— Start —

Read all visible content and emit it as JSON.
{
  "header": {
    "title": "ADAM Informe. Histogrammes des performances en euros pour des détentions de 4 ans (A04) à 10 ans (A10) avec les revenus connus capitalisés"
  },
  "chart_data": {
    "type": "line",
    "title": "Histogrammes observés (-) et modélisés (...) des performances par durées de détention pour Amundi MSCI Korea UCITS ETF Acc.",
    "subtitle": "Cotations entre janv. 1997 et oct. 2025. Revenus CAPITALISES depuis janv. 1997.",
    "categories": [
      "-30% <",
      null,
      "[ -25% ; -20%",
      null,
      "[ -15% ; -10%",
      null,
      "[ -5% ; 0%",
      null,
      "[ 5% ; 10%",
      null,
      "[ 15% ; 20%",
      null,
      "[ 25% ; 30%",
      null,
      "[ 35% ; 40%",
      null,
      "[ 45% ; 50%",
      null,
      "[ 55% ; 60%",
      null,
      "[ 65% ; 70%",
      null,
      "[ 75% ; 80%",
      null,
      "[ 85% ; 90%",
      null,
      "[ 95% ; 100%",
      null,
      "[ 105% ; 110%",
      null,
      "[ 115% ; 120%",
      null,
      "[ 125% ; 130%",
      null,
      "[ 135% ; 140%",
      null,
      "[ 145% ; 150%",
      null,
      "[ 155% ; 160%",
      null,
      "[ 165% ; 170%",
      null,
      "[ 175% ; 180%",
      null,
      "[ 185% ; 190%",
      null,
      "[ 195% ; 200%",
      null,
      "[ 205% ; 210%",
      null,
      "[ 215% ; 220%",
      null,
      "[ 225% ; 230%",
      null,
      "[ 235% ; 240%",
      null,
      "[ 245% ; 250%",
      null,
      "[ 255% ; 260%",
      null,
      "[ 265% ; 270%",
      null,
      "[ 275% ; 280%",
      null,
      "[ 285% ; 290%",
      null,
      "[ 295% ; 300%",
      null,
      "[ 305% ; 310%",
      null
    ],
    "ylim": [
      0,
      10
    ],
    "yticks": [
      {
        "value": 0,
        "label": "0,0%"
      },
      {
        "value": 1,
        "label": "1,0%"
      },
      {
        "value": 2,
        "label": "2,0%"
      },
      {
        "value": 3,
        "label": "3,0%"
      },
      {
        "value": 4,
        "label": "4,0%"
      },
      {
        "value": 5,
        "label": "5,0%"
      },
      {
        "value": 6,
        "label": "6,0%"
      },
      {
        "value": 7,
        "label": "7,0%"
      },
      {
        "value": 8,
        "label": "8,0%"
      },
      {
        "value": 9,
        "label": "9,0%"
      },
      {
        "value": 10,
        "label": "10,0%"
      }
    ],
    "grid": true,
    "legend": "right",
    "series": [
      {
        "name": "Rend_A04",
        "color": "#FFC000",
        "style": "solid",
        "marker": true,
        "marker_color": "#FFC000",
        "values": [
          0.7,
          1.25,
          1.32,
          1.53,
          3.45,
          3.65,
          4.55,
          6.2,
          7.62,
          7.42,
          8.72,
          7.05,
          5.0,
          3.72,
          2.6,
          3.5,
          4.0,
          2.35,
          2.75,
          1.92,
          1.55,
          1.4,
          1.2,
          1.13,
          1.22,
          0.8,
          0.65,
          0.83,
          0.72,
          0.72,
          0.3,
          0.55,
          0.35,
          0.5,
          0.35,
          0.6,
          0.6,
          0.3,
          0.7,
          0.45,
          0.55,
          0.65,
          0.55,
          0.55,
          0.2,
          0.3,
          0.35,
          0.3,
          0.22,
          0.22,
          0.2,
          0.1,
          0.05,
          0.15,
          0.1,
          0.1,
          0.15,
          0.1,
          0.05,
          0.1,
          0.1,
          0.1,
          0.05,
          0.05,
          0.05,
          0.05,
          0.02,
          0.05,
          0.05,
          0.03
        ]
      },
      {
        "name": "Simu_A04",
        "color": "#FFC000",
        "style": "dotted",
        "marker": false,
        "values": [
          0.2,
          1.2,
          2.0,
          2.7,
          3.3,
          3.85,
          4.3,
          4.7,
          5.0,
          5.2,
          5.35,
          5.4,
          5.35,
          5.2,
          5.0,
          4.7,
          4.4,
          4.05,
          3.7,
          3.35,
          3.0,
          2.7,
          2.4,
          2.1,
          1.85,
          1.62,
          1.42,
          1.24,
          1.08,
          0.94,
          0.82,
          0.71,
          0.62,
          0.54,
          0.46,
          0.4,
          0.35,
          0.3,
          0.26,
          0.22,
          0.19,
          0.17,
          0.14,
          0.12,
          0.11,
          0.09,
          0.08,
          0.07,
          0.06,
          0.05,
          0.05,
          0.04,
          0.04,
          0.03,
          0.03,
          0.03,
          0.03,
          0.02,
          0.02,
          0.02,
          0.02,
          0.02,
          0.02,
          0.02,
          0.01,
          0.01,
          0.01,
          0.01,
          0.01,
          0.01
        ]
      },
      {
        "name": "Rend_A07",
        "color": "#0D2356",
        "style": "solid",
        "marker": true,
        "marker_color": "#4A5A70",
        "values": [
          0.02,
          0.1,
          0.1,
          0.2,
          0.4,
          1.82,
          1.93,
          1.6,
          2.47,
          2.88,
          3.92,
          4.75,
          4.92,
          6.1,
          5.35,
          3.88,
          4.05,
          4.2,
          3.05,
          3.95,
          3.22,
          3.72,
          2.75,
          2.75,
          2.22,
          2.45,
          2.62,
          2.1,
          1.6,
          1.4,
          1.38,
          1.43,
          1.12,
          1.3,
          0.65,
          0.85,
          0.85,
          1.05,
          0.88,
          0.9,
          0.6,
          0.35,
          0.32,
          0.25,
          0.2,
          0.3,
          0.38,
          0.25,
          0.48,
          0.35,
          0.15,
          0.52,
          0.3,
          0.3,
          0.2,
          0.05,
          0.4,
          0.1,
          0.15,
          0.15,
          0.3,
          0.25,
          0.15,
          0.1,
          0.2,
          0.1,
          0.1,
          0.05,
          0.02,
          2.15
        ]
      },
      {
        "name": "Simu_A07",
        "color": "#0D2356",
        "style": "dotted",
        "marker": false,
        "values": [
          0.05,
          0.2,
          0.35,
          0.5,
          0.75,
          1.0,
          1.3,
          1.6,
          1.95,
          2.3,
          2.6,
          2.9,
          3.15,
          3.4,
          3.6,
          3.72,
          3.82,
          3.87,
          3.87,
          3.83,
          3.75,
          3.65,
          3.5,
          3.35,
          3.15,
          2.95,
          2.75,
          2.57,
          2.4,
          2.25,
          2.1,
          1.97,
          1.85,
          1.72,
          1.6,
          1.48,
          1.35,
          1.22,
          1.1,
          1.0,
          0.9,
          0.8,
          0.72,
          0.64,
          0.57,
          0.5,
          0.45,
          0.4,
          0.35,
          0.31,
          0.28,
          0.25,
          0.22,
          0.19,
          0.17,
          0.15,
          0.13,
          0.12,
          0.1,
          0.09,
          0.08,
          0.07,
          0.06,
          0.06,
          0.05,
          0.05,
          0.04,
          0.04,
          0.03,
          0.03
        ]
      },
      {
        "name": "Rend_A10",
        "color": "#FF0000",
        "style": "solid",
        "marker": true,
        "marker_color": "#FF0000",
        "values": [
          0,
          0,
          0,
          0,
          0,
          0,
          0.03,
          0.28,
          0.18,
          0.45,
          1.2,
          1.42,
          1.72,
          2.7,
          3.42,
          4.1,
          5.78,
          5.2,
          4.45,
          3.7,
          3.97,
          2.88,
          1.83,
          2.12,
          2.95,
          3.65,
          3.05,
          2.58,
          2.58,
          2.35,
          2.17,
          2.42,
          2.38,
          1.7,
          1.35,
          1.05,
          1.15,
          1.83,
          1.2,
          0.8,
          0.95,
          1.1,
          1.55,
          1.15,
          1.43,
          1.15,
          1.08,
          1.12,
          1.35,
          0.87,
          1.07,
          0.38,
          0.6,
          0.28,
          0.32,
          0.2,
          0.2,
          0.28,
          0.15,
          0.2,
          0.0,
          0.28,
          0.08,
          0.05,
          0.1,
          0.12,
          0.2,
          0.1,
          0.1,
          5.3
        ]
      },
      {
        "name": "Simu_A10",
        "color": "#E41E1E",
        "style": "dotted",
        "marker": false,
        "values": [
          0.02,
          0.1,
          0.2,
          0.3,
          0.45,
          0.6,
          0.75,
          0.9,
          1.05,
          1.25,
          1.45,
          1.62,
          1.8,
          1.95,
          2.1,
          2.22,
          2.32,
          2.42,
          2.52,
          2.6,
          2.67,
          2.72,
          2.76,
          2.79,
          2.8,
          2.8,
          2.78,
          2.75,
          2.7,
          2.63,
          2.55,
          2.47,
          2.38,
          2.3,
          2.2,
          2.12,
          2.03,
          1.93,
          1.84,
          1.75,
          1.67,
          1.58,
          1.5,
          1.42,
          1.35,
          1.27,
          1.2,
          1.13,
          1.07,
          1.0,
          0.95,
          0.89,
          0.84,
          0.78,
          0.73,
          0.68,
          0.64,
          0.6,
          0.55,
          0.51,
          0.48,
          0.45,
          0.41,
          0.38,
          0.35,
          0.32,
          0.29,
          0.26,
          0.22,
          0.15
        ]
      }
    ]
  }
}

— End —

**What you have to do**
Every line of the listing that holds "Histogrammes" should be found and copied.

**Answer for this exercise**
    "title": "ADAM Informe. Histogrammes des performances en euros pour des détentions de 4 ans (A04) à 10 ans (A10) avec les revenus connus capitalisés"
    "title": "Histogrammes observés (-) et modélisés (...) des performances par durées de détention pour Amundi MSCI Korea UCITS ETF Acc.",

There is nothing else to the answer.